For the copy, please give all of the data again exactly and leave the pictures out.

#### DATA RECORDS

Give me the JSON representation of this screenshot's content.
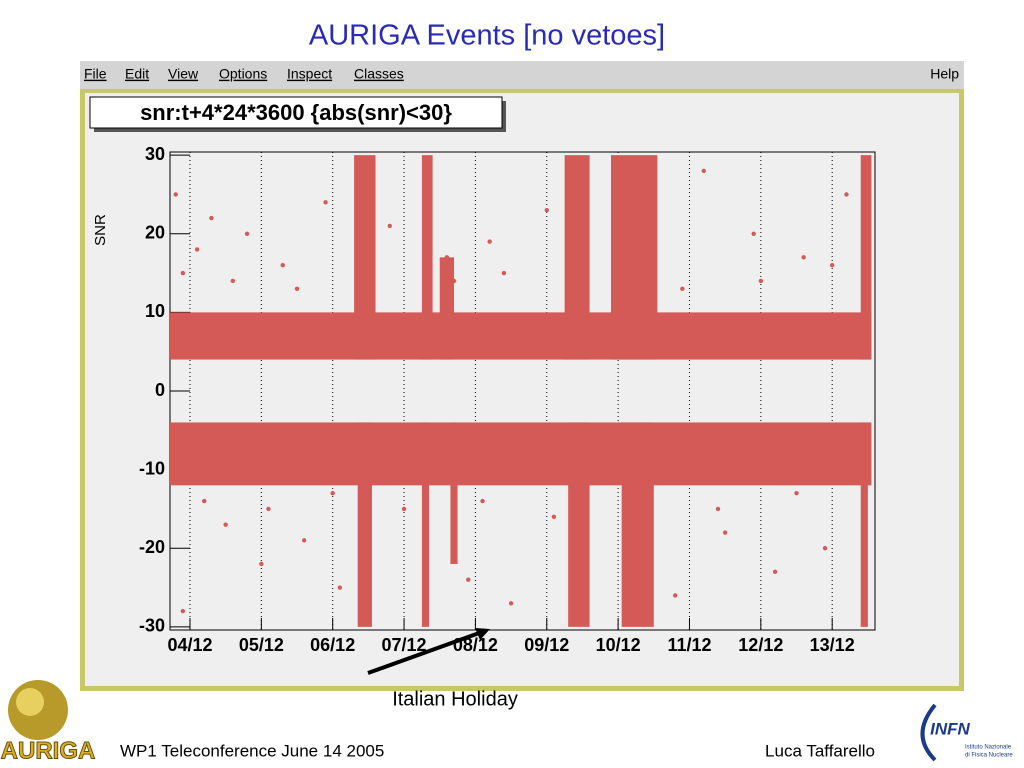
{
  "slide": {
    "title": "AURIGA Events [no vetoes]",
    "annotation": "Italian Holiday",
    "footer_left": "WP1 Teleconference June 14 2005",
    "footer_right": "Luca Taffarello"
  },
  "window": {
    "menu": [
      "File",
      "Edit",
      "View",
      "Options",
      "Inspect",
      "Classes"
    ],
    "help": "Help"
  },
  "logos": {
    "left": "AURIGA",
    "right": "INFN",
    "right_caption_1": "Istituto Nazionale",
    "right_caption_2": "di Fisica Nucleare"
  },
  "chart_data": {
    "type": "scatter",
    "title": "snr:t+4*24*3600 {abs(snr)<30}",
    "y_label": "SNR",
    "color": "#d45a57",
    "grid": true,
    "xlim": [
      3.72,
      13.6
    ],
    "ylim": [
      -30.4,
      30.4
    ],
    "xticks": [
      {
        "value": 4,
        "label": "04/12"
      },
      {
        "value": 5,
        "label": "05/12"
      },
      {
        "value": 6,
        "label": "06/12"
      },
      {
        "value": 7,
        "label": "07/12"
      },
      {
        "value": 8,
        "label": "08/12"
      },
      {
        "value": 9,
        "label": "09/12"
      },
      {
        "value": 10,
        "label": "10/12"
      },
      {
        "value": 11,
        "label": "11/12"
      },
      {
        "value": 12,
        "label": "12/12"
      },
      {
        "value": 13,
        "label": "13/12"
      }
    ],
    "yticks": [
      -30,
      -20,
      -10,
      0,
      10,
      20,
      30
    ],
    "regions": [
      {
        "x0": 3.72,
        "x1": 13.55,
        "y0": 4,
        "y1": 10
      },
      {
        "x0": 3.72,
        "x1": 13.55,
        "y0": -12,
        "y1": -4
      },
      {
        "x0": 6.3,
        "x1": 6.6,
        "y0": 4,
        "y1": 30
      },
      {
        "x0": 7.25,
        "x1": 7.4,
        "y0": 4,
        "y1": 30
      },
      {
        "x0": 7.5,
        "x1": 7.7,
        "y0": 4,
        "y1": 17
      },
      {
        "x0": 9.25,
        "x1": 9.6,
        "y0": 4,
        "y1": 30
      },
      {
        "x0": 9.9,
        "x1": 10.55,
        "y0": 4,
        "y1": 30
      },
      {
        "x0": 13.4,
        "x1": 13.55,
        "y0": 4,
        "y1": 30
      },
      {
        "x0": 6.35,
        "x1": 6.55,
        "y0": -30,
        "y1": -4
      },
      {
        "x0": 7.25,
        "x1": 7.35,
        "y0": -30,
        "y1": -4
      },
      {
        "x0": 7.65,
        "x1": 7.75,
        "y0": -22,
        "y1": -4
      },
      {
        "x0": 9.3,
        "x1": 9.6,
        "y0": -30,
        "y1": -4
      },
      {
        "x0": 10.05,
        "x1": 10.5,
        "y0": -30,
        "y1": -4
      },
      {
        "x0": 13.4,
        "x1": 13.5,
        "y0": -30,
        "y1": -4
      }
    ],
    "x": [
      3.8,
      3.9,
      4.1,
      4.3,
      4.5,
      4.8,
      5.0,
      5.3,
      5.6,
      5.9,
      6.1,
      6.8,
      7.0,
      7.6,
      7.9,
      8.2,
      8.5,
      9.0,
      10.8,
      11.2,
      11.5,
      11.9,
      12.2,
      12.6,
      12.9,
      13.2,
      3.9,
      4.2,
      4.6,
      5.1,
      5.5,
      6.0,
      7.7,
      8.1,
      8.4,
      9.1,
      10.9,
      11.4,
      12.0,
      12.5,
      13.0
    ],
    "y": [
      25,
      -28,
      18,
      22,
      -17,
      20,
      -22,
      16,
      -19,
      24,
      -25,
      21,
      -15,
      17,
      -24,
      19,
      -27,
      23,
      -26,
      28,
      -18,
      20,
      -23,
      17,
      -20,
      25,
      15,
      -14,
      14,
      -15,
      13,
      -13,
      14,
      -14,
      15,
      -16,
      13,
      -15,
      14,
      -13,
      16
    ]
  }
}
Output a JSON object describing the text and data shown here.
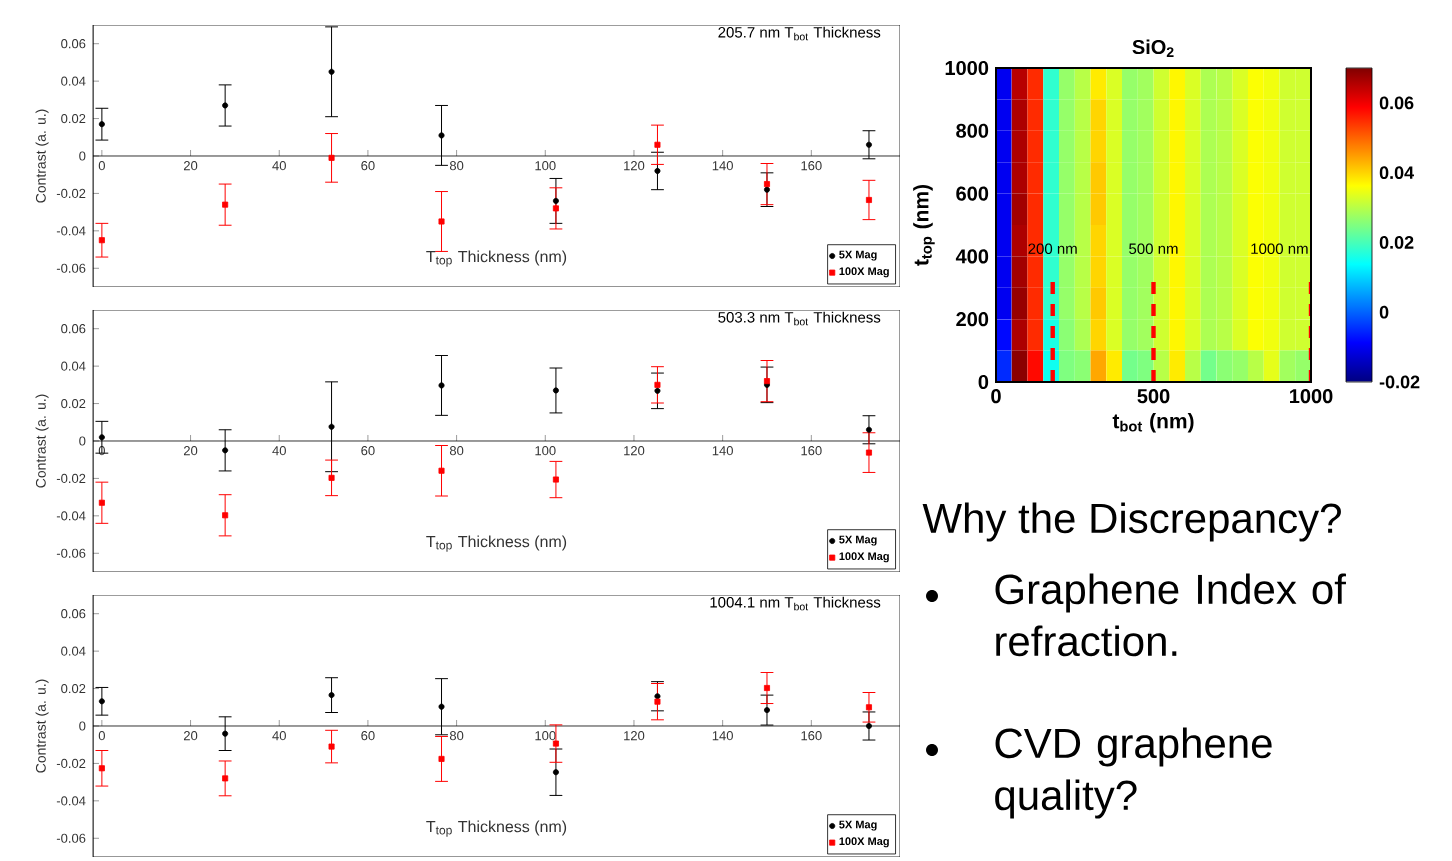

########

WRITTEN SOLUTION ::
Give me the JSON representation of this screenshot's content.
{
  "slide": {
    "title": "AURIGA Events [no vetoes]",
    "annotation": "Italian Holiday",
    "footer_left": "WP1 Teleconference June 14 2005",
    "footer_right": "Luca Taffarello"
  },
  "window": {
    "menu": [
      "File",
      "Edit",
      "View",
      "Options",
      "Inspect",
      "Classes"
    ],
    "help": "Help"
  },
  "logos": {
    "left": "AURIGA",
    "right": "INFN",
    "right_caption_1": "Istituto Nazionale",
    "right_caption_2": "di Fisica Nucleare"
  },
  "chart_data": {
    "type": "scatter",
    "title": "snr:t+4*24*3600 {abs(snr)<30}",
    "y_label": "SNR",
    "color": "#d45a57",
    "grid": true,
    "xlim": [
      3.72,
      13.6
    ],
    "ylim": [
      -30.4,
      30.4
    ],
    "xticks": [
      {
        "value": 4,
        "label": "04/12"
      },
      {
        "value": 5,
        "label": "05/12"
      },
      {
        "value": 6,
        "label": "06/12"
      },
      {
        "value": 7,
        "label": "07/12"
      },
      {
        "value": 8,
        "label": "08/12"
      },
      {
        "value": 9,
        "label": "09/12"
      },
      {
        "value": 10,
        "label": "10/12"
      },
      {
        "value": 11,
        "label": "11/12"
      },
      {
        "value": 12,
        "label": "12/12"
      },
      {
        "value": 13,
        "label": "13/12"
      }
    ],
    "yticks": [
      -30,
      -20,
      -10,
      0,
      10,
      20,
      30
    ],
    "regions": [
      {
        "x0": 3.72,
        "x1": 13.55,
        "y0": 4,
        "y1": 10
      },
      {
        "x0": 3.72,
        "x1": 13.55,
        "y0": -12,
        "y1": -4
      },
      {
        "x0": 6.3,
        "x1": 6.6,
        "y0": 4,
        "y1": 30
      },
      {
        "x0": 7.25,
        "x1": 7.4,
        "y0": 4,
        "y1": 30
      },
      {
        "x0": 7.5,
        "x1": 7.7,
        "y0": 4,
        "y1": 17
      },
      {
        "x0": 9.25,
        "x1": 9.6,
        "y0": 4,
        "y1": 30
      },
      {
        "x0": 9.9,
        "x1": 10.55,
        "y0": 4,
        "y1": 30
      },
      {
        "x0": 13.4,
        "x1": 13.55,
        "y0": 4,
        "y1": 30
      },
      {
        "x0": 6.35,
        "x1": 6.55,
        "y0": -30,
        "y1": -4
      },
      {
        "x0": 7.25,
        "x1": 7.35,
        "y0": -30,
        "y1": -4
      },
      {
        "x0": 7.65,
        "x1": 7.75,
        "y0": -22,
        "y1": -4
      },
      {
        "x0": 9.3,
        "x1": 9.6,
        "y0": -30,
        "y1": -4
      },
      {
        "x0": 10.05,
        "x1": 10.5,
        "y0": -30,
        "y1": -4
      },
      {
        "x0": 13.4,
        "x1": 13.5,
        "y0": -30,
        "y1": -4
      }
    ],
    "x": [
      3.8,
      3.9,
      4.1,
      4.3,
      4.5,
      4.8,
      5.0,
      5.3,
      5.6,
      5.9,
      6.1,
      6.8,
      7.0,
      7.6,
      7.9,
      8.2,
      8.5,
      9.0,
      10.8,
      11.2,
      11.5,
      11.9,
      12.2,
      12.6,
      12.9,
      13.2,
      3.9,
      4.2,
      4.6,
      5.1,
      5.5,
      6.0,
      7.7,
      8.1,
      8.4,
      9.1,
      10.9,
      11.4,
      12.0,
      12.5,
      13.0
    ],
    "y": [
      25,
      -28,
      18,
      22,
      -17,
      20,
      -22,
      16,
      -19,
      24,
      -25,
      21,
      -15,
      17,
      -24,
      19,
      -27,
      23,
      -26,
      28,
      -18,
      20,
      -23,
      17,
      -20,
      25,
      15,
      -14,
      14,
      -15,
      13,
      -13,
      14,
      -14,
      15,
      -16,
      13,
      -15,
      14,
      -13,
      16
    ]
  }
}
Output a JSON object describing the text and data shown here.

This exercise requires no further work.